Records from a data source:

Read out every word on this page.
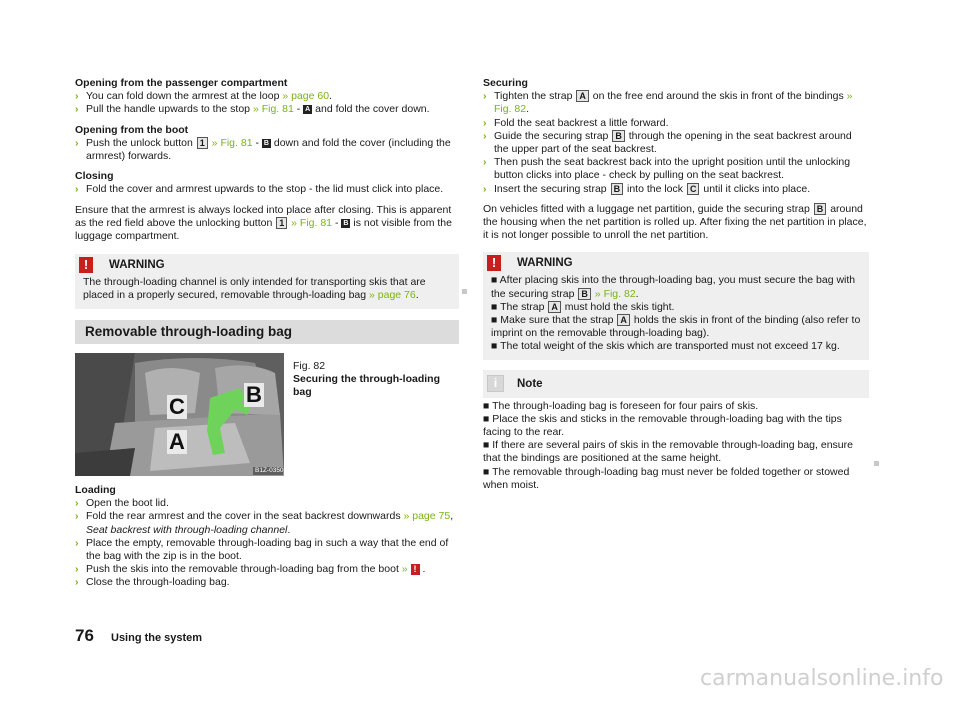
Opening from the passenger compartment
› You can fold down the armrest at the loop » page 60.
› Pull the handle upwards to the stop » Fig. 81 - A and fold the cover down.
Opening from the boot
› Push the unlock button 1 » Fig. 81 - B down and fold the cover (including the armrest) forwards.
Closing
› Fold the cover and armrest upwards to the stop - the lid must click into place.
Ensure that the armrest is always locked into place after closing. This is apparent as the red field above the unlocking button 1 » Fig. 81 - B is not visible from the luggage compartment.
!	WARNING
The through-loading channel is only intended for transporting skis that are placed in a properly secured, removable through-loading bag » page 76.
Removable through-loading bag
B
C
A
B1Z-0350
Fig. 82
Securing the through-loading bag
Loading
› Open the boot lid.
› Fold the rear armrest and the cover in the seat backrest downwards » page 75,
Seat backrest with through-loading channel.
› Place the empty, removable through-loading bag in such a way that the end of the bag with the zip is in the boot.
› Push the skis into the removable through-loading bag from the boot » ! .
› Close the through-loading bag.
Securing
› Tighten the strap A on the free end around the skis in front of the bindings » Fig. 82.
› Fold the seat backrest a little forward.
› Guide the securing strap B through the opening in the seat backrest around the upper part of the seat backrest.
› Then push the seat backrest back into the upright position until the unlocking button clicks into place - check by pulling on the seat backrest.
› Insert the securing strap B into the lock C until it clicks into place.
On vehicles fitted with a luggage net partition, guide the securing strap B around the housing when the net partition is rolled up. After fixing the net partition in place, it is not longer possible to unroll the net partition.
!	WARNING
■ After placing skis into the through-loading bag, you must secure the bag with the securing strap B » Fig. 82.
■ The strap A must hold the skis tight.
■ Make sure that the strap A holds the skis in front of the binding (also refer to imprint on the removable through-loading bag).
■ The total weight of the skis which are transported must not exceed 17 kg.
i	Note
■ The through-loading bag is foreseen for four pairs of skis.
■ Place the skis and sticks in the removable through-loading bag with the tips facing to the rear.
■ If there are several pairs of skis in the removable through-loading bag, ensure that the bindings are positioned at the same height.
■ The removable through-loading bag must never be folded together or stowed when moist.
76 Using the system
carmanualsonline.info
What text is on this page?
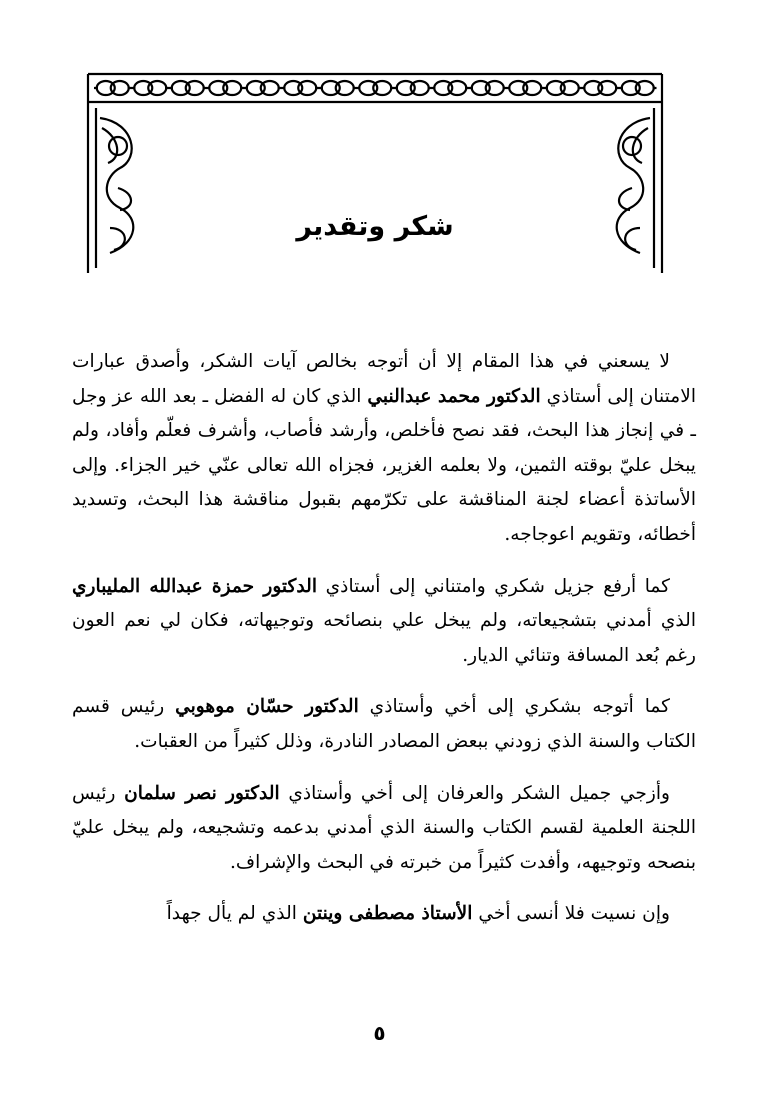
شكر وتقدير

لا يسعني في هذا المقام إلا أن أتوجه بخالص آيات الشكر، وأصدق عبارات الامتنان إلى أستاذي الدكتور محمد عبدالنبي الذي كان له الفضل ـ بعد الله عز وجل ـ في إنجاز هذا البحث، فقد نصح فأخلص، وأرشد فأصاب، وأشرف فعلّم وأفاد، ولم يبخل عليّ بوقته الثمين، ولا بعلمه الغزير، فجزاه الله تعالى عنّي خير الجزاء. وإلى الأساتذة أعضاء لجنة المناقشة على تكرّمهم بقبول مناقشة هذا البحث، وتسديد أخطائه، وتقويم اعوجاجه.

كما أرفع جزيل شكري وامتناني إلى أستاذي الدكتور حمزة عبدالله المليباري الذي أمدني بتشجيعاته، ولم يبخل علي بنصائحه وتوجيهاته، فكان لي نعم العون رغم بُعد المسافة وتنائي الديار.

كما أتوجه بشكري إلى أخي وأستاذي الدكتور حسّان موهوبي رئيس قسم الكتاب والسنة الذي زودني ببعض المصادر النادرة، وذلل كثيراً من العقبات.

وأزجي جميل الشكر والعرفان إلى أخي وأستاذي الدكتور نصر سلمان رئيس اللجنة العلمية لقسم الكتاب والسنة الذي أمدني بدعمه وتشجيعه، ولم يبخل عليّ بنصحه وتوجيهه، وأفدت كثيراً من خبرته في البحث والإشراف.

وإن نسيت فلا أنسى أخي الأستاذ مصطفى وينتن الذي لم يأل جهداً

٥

---

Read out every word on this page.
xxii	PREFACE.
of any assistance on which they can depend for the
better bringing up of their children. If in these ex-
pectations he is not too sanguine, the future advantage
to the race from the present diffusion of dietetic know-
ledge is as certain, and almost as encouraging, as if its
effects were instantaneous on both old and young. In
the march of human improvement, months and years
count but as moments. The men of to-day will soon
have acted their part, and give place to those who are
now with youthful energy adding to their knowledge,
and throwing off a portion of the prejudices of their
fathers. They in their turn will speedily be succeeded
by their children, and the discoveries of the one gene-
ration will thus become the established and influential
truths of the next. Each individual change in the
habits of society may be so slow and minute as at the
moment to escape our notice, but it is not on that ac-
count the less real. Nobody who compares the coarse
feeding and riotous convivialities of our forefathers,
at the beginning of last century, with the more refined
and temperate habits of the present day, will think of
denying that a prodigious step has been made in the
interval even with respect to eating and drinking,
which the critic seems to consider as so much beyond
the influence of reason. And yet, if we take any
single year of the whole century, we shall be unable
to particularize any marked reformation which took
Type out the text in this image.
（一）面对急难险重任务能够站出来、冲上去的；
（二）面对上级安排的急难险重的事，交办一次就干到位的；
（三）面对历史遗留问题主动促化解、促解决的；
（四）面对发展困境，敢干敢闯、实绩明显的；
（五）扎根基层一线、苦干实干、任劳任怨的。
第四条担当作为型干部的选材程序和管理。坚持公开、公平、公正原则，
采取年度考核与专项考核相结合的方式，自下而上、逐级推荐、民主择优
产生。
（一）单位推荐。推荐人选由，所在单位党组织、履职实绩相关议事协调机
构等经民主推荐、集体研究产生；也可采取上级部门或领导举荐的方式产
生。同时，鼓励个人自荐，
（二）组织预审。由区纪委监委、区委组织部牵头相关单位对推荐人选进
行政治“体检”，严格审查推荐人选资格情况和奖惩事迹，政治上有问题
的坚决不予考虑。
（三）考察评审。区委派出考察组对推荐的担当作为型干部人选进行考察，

**Your goal:**
From the entries above, copy every line that holds the word "compartment".

**The result:**
Opening from the passenger compartment
Ensure that the armrest is always locked into place after closing. This is apparent as the red field above the unlocking button 1 » Fig. 81 - B is not visible from the luggage compartment.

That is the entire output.